■ **PROMPT**
Find each line in the records below that contains the word "home" and copy those lines.
*** DATA FOR THE TASK
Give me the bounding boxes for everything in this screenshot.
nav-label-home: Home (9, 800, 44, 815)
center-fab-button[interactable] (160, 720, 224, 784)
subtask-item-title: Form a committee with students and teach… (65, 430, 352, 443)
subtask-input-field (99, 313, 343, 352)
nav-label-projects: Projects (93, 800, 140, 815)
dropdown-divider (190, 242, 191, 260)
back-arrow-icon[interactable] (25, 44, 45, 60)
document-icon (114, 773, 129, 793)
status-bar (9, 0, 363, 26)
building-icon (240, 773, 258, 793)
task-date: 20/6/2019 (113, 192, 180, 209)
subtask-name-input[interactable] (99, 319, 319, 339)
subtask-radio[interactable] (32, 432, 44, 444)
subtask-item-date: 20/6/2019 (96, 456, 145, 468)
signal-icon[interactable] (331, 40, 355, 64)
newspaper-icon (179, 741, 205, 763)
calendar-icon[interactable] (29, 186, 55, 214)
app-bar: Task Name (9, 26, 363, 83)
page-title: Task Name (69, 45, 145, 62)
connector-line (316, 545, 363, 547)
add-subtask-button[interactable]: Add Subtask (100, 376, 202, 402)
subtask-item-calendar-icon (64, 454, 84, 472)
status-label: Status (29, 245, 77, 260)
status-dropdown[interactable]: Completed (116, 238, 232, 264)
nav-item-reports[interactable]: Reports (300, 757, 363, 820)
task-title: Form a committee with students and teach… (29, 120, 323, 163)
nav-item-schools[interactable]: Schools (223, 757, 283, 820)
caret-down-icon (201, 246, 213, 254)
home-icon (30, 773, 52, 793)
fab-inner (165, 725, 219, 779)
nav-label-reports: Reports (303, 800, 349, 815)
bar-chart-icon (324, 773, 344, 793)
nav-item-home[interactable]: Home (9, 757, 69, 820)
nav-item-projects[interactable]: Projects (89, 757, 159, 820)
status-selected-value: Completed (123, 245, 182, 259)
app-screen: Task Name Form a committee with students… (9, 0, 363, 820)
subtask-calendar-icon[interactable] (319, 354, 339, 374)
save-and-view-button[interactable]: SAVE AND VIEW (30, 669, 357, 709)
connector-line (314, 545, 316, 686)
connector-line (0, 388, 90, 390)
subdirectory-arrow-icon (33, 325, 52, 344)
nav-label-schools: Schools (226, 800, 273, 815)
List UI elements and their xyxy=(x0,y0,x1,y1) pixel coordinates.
******
*** DATA FOR THE TASK
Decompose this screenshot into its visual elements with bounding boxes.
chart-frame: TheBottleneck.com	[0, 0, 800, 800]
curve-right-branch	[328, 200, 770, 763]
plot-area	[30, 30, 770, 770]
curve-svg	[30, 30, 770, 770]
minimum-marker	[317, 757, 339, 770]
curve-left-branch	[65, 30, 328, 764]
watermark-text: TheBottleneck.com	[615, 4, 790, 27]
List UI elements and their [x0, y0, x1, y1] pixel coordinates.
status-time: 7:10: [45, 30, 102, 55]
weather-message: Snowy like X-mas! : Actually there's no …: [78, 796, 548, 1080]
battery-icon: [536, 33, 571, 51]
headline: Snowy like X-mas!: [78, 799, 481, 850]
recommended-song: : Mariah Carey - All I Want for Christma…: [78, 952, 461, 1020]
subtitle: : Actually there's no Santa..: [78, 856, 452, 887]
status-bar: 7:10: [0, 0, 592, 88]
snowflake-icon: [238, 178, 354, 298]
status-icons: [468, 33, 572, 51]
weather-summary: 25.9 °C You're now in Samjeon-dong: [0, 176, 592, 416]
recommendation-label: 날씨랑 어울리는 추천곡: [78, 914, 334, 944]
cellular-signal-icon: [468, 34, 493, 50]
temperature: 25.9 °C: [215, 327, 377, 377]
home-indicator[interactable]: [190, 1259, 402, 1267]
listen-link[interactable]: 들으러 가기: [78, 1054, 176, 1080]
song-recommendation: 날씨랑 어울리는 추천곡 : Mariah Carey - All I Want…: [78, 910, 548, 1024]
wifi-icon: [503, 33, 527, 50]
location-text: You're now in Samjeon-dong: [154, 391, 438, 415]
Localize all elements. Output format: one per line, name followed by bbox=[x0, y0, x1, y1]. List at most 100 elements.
******
■ **THE COMPLETED TASK**
nav-label-home: Home (9, 800, 44, 815)
home-icon (30, 773, 52, 793)
nav-item-home[interactable]: Home (9, 757, 69, 820)
home-indicator[interactable]: [190, 1259, 402, 1267]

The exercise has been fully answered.